**Task details:** Find how many lines of the listing include the string "immédiatement", and report only that figure.

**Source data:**

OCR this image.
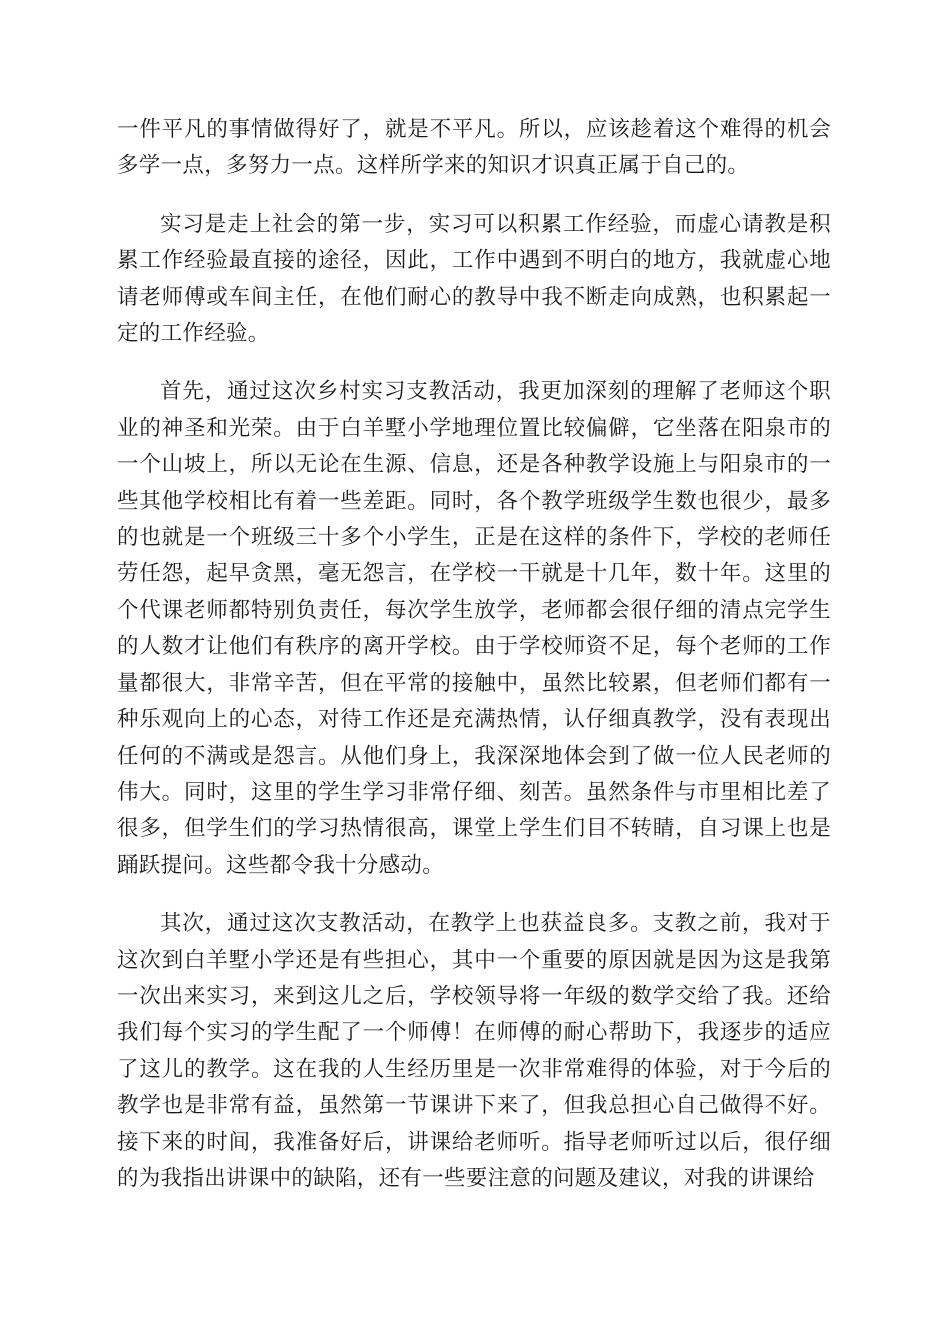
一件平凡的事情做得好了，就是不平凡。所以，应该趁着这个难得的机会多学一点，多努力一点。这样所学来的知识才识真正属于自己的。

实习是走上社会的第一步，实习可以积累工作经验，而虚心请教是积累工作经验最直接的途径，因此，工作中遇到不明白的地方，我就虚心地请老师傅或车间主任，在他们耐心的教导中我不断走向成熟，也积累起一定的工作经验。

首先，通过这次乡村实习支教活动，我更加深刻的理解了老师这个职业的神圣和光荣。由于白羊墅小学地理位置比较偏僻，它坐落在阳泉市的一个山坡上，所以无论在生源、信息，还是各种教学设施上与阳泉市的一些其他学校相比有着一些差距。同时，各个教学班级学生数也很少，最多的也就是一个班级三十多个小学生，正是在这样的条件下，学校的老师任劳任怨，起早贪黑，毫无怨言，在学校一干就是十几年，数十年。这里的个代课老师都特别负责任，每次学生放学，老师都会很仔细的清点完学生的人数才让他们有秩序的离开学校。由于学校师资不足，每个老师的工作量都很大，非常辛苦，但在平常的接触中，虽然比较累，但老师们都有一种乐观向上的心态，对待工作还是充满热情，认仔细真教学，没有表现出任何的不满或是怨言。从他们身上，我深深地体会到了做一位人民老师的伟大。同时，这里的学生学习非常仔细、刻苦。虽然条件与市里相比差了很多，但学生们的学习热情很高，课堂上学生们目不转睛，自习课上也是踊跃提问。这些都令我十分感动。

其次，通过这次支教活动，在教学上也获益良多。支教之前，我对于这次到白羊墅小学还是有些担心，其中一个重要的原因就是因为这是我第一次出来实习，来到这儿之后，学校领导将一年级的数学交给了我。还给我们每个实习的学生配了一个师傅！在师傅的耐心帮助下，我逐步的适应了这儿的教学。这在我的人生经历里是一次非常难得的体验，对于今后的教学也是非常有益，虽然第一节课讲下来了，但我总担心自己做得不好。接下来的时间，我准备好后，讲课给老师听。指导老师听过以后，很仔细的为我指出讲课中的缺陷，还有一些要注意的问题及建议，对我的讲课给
--
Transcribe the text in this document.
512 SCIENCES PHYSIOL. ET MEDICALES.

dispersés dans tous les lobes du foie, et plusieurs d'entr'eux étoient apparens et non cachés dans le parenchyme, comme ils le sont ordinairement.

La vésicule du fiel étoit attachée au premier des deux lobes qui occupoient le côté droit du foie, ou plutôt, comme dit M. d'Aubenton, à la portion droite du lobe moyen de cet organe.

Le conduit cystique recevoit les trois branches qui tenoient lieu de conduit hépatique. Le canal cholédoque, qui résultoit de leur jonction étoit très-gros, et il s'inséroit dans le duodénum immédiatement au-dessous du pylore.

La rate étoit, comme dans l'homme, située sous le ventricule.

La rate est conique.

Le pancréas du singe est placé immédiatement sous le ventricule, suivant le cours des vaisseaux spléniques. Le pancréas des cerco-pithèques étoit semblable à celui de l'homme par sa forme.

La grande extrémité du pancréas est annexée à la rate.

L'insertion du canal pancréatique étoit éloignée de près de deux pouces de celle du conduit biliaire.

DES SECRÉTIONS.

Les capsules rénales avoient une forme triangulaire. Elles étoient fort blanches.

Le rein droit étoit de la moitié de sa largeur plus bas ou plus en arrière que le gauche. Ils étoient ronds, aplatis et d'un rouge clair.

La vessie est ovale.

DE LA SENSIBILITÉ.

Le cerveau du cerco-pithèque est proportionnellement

**The completed task:** 2